-------- Entries shown

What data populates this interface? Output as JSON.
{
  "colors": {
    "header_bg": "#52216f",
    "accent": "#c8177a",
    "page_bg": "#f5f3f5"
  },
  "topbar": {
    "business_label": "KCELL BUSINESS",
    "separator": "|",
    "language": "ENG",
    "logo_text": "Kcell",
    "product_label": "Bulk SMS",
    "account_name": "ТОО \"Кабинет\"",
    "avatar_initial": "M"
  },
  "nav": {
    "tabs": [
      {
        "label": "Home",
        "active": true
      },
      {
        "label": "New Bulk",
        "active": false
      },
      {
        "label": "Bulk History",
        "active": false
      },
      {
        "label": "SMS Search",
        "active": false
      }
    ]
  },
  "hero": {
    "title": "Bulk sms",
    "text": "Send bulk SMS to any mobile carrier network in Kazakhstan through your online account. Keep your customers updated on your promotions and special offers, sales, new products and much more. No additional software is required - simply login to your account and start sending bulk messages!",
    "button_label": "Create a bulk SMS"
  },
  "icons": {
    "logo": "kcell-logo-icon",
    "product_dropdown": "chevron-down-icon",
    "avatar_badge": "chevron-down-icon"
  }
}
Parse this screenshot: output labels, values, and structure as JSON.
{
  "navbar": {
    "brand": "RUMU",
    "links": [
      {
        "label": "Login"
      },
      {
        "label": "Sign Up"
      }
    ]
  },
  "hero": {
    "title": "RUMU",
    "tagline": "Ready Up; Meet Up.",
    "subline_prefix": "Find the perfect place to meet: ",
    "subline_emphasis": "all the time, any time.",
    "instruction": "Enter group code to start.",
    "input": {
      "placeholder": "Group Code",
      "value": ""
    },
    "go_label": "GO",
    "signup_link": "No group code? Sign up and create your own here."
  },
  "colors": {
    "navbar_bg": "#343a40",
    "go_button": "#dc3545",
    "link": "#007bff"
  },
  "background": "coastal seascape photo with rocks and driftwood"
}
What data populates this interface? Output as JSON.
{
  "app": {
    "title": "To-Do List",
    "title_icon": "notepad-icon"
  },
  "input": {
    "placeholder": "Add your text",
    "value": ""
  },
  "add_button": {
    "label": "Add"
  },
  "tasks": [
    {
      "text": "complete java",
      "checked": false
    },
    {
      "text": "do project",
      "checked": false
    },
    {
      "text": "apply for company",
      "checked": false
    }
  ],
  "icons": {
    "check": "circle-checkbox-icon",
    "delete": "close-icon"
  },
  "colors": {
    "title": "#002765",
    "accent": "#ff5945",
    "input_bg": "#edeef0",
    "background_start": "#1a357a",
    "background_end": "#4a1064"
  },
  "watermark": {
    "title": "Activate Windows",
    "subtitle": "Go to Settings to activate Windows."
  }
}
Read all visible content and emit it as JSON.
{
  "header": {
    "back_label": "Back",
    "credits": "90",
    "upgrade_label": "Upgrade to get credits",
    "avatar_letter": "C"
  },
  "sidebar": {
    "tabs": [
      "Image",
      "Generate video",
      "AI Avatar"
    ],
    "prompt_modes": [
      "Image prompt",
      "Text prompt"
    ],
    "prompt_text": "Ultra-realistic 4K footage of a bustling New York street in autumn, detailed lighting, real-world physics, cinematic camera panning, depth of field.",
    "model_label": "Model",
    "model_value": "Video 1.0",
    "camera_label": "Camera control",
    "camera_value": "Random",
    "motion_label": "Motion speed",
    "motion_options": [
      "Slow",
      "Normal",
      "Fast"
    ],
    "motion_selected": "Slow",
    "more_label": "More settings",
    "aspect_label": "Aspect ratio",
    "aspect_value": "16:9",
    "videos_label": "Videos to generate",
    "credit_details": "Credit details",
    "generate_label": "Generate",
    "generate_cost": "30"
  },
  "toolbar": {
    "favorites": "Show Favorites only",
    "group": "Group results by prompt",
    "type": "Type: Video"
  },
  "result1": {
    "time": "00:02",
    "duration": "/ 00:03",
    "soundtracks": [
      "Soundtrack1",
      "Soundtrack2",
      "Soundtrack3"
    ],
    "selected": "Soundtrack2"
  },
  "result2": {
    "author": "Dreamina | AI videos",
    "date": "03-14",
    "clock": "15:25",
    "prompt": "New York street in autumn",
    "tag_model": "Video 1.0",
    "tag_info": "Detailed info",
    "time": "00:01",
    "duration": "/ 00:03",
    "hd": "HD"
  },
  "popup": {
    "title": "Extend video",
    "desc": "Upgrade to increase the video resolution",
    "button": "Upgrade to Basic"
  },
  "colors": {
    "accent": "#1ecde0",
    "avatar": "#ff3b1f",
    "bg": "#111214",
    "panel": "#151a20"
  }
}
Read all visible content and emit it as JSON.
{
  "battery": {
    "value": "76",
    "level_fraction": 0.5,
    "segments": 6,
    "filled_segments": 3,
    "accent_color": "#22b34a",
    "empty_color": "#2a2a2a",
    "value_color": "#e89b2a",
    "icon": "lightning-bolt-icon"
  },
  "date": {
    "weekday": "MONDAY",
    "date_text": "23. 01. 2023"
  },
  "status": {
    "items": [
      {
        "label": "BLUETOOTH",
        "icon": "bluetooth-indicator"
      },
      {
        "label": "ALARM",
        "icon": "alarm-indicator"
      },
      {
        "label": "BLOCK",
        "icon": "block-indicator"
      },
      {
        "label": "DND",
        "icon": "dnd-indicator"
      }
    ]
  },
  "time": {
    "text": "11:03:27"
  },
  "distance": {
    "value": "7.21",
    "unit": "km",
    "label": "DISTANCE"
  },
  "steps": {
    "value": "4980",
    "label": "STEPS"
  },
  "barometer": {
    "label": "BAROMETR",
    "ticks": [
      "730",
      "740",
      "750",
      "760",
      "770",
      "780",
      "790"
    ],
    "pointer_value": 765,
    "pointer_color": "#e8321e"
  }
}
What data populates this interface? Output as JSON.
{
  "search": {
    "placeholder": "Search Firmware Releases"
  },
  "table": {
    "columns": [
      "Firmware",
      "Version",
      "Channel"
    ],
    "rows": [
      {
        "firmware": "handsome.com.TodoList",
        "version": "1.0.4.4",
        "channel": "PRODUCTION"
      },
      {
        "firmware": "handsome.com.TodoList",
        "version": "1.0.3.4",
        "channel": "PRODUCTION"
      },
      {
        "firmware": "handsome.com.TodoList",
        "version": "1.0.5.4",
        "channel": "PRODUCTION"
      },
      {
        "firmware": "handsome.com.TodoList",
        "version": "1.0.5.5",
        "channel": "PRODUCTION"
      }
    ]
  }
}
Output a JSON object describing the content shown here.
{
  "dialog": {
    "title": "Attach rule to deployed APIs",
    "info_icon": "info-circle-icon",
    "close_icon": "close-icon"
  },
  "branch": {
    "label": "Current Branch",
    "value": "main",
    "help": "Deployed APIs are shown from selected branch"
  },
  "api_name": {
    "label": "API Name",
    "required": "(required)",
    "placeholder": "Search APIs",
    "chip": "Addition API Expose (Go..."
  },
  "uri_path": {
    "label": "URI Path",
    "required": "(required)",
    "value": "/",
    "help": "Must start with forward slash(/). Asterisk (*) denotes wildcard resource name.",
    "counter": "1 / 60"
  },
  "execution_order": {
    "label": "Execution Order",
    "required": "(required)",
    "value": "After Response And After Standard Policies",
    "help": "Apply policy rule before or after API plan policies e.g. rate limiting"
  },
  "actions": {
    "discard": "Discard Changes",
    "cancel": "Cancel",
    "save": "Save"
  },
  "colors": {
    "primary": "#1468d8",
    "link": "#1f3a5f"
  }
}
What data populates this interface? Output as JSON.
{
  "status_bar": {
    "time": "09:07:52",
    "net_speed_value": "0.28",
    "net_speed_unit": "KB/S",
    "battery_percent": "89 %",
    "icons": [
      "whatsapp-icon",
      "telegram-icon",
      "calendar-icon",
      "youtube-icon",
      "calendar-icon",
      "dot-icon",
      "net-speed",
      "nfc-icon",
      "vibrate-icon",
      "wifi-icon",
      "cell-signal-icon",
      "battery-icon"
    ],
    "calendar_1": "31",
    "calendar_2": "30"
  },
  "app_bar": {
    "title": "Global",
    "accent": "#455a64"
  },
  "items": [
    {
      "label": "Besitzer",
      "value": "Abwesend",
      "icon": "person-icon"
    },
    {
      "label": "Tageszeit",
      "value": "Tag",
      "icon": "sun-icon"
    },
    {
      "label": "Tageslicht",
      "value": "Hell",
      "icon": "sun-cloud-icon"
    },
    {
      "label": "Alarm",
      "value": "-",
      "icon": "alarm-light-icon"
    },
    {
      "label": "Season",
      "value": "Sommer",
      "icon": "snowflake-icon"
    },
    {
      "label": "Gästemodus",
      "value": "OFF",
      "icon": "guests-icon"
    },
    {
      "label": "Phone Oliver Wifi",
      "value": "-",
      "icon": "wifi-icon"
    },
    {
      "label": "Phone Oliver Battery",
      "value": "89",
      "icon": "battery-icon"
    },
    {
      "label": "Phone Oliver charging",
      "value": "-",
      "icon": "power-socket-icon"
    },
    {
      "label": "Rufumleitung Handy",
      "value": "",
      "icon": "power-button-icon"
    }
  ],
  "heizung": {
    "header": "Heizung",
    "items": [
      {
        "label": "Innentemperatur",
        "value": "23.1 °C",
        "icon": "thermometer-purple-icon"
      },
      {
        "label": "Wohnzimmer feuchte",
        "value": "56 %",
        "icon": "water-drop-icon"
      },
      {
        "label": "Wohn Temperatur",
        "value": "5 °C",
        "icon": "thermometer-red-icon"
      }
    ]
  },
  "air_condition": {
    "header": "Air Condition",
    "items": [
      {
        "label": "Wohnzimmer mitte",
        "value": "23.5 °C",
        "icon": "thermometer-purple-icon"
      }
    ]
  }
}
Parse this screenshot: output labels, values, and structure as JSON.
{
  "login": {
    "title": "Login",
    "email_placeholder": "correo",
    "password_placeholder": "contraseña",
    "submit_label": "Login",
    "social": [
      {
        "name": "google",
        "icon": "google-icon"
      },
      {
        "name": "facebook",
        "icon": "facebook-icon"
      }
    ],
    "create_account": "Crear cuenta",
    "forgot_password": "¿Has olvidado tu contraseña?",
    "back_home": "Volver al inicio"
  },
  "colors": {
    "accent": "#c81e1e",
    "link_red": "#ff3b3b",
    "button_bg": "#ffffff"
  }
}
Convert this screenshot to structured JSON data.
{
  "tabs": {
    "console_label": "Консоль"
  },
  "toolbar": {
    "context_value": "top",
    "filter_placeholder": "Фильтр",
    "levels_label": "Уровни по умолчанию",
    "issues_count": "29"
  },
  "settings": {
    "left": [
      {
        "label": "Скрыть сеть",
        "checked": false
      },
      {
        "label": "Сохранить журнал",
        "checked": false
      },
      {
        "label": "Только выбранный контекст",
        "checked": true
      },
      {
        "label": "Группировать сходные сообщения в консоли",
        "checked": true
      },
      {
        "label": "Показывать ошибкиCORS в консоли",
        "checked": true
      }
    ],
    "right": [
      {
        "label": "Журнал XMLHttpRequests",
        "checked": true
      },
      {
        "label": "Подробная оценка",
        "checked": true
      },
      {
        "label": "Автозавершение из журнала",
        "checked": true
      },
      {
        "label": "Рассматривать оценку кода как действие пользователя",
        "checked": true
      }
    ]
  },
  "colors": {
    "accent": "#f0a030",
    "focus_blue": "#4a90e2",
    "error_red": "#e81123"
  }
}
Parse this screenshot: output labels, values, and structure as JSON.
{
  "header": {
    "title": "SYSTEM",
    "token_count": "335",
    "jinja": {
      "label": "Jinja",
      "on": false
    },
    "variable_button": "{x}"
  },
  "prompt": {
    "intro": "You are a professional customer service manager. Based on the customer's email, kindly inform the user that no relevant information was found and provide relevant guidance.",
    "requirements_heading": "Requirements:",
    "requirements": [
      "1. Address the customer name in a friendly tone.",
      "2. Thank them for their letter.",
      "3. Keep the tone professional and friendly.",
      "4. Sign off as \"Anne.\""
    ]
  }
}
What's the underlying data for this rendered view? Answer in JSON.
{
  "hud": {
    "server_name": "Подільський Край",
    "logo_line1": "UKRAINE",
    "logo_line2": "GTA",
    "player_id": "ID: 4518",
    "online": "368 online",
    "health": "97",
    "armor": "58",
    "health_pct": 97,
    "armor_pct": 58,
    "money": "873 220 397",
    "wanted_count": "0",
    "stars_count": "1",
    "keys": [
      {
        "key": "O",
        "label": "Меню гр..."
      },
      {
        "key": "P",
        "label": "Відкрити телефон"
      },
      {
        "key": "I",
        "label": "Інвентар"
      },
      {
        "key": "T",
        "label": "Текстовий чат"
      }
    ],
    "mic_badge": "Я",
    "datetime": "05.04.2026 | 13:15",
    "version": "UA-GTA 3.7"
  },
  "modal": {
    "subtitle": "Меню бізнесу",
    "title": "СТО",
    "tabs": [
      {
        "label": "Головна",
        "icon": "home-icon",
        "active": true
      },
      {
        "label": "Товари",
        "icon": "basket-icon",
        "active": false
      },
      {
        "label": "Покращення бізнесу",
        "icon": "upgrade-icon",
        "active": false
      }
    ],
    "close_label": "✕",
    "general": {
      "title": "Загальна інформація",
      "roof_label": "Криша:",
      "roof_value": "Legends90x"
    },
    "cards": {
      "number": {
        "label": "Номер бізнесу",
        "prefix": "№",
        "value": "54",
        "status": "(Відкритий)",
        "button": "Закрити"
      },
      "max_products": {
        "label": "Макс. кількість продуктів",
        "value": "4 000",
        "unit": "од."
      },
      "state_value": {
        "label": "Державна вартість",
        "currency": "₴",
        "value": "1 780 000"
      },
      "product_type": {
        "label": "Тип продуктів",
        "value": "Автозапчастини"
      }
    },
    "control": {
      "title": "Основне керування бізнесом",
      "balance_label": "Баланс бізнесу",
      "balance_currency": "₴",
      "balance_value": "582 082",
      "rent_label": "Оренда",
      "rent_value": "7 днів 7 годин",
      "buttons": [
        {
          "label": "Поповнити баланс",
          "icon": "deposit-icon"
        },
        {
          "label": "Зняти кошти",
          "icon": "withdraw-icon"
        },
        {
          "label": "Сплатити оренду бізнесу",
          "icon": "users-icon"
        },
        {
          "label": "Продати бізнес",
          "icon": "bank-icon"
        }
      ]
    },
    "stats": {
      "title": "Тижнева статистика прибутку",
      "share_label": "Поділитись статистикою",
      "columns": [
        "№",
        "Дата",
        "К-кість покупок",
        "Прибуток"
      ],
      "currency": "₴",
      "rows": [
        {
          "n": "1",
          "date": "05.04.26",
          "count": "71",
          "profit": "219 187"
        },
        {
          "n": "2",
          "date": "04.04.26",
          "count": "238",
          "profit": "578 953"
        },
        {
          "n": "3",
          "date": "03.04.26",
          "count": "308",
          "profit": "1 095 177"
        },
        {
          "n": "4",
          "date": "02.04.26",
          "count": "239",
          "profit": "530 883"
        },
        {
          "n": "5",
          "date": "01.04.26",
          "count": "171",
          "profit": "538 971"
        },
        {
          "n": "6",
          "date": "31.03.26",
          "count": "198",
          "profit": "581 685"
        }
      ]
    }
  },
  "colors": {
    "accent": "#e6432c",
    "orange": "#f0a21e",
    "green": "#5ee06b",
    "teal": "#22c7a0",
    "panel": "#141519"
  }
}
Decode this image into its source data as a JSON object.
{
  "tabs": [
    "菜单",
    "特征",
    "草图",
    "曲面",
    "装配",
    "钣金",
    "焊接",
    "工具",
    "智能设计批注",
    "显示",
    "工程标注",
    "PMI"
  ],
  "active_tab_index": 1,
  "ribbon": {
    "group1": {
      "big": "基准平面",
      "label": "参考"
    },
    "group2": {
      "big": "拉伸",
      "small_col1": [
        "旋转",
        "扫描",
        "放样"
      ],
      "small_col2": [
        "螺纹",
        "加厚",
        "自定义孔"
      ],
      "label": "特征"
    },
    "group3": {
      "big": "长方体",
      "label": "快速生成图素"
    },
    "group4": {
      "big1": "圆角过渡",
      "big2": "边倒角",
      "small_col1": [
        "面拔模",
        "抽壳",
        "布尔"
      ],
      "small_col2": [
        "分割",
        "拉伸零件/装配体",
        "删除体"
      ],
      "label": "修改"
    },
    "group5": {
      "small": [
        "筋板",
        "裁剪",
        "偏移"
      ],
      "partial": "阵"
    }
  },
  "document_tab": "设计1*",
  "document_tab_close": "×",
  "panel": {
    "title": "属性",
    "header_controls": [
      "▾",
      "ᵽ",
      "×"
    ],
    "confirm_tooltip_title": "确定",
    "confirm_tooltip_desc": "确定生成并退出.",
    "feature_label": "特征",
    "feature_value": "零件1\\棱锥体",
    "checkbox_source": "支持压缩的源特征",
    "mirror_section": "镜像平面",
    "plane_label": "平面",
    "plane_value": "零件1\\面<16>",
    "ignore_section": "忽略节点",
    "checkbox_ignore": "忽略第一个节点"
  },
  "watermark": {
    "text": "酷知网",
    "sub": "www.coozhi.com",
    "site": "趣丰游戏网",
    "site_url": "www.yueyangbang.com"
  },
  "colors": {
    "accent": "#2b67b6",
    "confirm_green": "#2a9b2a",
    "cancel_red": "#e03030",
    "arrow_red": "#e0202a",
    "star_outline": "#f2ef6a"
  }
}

----------------

— What to work on —
Gather each line from the entries above that includes the word "profit".

— Answer to this problem —
          "profit": "219 187"
          "profit": "578 953"
          "profit": "1 095 177"
          "profit": "530 883"
          "profit": "538 971"
          "profit": "581 685"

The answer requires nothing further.